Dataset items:
"""

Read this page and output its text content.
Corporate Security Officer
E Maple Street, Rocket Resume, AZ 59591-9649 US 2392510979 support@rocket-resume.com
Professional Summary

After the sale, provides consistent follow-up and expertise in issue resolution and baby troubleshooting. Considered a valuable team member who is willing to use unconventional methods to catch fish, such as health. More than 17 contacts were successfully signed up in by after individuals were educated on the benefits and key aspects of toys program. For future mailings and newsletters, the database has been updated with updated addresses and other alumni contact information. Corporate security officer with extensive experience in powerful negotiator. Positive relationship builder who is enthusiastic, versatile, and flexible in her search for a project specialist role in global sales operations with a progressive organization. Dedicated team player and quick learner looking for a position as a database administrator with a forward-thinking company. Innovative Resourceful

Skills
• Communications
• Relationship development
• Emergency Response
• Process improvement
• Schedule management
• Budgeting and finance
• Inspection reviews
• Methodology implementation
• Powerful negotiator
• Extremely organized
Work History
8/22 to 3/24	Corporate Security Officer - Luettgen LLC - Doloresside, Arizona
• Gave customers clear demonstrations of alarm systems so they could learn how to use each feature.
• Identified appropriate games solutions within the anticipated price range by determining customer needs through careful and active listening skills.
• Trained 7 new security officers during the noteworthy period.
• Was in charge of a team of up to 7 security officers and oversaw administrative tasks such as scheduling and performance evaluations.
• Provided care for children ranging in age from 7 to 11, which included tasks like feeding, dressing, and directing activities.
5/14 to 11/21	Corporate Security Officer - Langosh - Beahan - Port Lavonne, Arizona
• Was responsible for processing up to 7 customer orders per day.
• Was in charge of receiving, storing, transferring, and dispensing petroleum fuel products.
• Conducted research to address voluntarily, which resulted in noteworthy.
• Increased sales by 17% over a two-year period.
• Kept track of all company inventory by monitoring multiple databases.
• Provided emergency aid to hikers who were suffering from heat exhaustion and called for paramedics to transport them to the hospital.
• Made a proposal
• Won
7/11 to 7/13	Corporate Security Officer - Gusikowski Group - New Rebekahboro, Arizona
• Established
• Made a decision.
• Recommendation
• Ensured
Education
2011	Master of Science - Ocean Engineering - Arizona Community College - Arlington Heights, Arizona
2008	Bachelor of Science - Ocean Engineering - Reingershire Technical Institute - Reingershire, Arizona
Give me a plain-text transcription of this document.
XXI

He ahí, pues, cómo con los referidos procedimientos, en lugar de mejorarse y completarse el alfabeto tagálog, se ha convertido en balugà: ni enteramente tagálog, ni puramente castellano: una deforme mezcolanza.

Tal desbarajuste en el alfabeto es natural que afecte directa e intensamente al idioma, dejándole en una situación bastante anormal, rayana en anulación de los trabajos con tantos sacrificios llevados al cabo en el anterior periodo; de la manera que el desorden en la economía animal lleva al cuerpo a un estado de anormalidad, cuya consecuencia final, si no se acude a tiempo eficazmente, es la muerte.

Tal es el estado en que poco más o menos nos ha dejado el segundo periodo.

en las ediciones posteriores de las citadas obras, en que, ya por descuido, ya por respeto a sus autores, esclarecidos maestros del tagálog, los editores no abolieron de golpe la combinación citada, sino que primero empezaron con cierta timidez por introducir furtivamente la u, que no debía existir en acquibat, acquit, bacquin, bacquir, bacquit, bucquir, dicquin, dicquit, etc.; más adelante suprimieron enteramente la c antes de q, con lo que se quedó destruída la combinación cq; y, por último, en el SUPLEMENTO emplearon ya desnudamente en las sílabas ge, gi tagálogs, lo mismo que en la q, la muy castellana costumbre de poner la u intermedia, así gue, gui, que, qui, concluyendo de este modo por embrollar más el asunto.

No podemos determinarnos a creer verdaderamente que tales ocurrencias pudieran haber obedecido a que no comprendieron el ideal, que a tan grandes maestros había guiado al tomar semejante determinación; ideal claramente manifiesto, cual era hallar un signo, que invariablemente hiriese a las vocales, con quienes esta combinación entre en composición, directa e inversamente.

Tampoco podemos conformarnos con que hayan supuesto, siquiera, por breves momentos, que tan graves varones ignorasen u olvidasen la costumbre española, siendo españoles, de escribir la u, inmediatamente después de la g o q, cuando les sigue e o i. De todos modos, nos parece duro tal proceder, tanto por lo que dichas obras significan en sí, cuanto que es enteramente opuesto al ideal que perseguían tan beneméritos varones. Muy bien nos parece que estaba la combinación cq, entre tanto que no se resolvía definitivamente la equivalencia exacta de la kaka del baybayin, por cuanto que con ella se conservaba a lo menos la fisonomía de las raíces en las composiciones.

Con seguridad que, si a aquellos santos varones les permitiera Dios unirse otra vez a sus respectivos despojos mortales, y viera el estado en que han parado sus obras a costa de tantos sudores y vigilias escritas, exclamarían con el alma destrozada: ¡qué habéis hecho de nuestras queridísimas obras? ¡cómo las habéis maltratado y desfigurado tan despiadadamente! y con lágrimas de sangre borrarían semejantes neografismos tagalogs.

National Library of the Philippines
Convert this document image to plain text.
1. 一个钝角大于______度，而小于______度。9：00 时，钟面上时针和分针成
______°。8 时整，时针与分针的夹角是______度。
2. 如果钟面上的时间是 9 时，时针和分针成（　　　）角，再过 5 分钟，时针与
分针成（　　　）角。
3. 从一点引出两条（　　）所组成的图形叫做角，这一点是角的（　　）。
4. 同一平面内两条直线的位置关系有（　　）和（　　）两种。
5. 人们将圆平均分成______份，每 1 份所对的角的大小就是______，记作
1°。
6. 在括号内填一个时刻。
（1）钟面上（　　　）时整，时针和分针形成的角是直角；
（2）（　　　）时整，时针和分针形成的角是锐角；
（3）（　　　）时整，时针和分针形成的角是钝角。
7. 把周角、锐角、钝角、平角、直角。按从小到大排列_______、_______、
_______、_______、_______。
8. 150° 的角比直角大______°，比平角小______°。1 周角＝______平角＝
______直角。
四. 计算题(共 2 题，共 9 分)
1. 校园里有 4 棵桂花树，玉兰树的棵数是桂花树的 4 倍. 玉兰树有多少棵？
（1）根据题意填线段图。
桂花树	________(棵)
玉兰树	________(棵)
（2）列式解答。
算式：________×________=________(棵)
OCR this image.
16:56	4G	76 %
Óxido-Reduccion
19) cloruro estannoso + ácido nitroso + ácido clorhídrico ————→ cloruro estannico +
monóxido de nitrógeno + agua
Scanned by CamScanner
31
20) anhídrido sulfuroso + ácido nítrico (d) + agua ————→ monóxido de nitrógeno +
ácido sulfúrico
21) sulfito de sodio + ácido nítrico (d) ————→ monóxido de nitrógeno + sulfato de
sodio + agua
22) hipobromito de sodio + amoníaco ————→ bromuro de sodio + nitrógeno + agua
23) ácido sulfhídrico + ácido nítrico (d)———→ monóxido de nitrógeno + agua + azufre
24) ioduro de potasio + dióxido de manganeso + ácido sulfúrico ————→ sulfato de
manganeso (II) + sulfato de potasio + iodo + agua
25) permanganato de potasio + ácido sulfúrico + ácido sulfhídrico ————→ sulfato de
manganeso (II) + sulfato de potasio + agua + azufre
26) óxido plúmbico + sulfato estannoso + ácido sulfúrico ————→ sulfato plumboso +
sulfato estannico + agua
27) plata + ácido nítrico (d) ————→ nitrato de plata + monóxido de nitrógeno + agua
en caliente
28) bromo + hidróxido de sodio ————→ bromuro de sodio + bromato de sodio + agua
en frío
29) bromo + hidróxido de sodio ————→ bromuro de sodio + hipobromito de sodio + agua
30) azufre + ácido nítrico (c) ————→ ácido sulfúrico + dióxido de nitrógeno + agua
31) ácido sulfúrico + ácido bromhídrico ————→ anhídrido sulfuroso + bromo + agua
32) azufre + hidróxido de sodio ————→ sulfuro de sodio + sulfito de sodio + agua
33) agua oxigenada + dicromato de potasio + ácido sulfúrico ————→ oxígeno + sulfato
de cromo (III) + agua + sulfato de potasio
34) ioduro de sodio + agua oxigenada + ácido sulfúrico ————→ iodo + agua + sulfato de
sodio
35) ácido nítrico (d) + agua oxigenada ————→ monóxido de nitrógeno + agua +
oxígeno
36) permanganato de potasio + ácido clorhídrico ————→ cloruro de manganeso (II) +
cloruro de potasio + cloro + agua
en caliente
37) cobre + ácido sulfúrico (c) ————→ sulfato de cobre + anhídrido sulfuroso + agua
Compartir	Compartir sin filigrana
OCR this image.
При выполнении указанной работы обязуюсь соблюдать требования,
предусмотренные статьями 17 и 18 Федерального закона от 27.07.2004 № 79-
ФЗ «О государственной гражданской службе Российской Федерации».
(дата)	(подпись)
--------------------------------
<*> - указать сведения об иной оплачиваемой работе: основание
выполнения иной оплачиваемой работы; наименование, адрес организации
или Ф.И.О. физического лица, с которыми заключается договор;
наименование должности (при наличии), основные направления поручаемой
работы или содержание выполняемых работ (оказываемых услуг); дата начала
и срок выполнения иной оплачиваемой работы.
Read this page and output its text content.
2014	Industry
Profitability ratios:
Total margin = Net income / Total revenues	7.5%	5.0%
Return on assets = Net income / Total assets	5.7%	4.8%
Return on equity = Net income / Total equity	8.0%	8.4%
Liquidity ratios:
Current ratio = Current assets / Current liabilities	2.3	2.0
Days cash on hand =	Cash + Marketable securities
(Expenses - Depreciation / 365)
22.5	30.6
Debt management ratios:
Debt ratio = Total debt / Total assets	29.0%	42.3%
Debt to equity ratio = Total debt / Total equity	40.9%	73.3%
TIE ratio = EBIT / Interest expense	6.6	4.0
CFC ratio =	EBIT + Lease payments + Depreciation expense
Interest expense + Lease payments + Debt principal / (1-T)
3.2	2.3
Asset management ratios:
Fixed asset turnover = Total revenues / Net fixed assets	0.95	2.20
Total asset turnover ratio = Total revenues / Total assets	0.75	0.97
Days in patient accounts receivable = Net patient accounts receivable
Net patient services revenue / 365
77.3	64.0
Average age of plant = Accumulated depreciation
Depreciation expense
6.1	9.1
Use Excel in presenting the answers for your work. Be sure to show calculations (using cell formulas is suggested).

"""

*OBJECTIVE*: The lines to collect are those holding the string "charge"; copy them all.

*SOLUTION FOR THIS EXERCISE*:
• Was in charge of a team of up to 7 security officers and oversaw administrative tasks such as scheduling and performance evaluations.
• Was in charge of receiving, storing, transferring, and dispensing petroleum fuel products.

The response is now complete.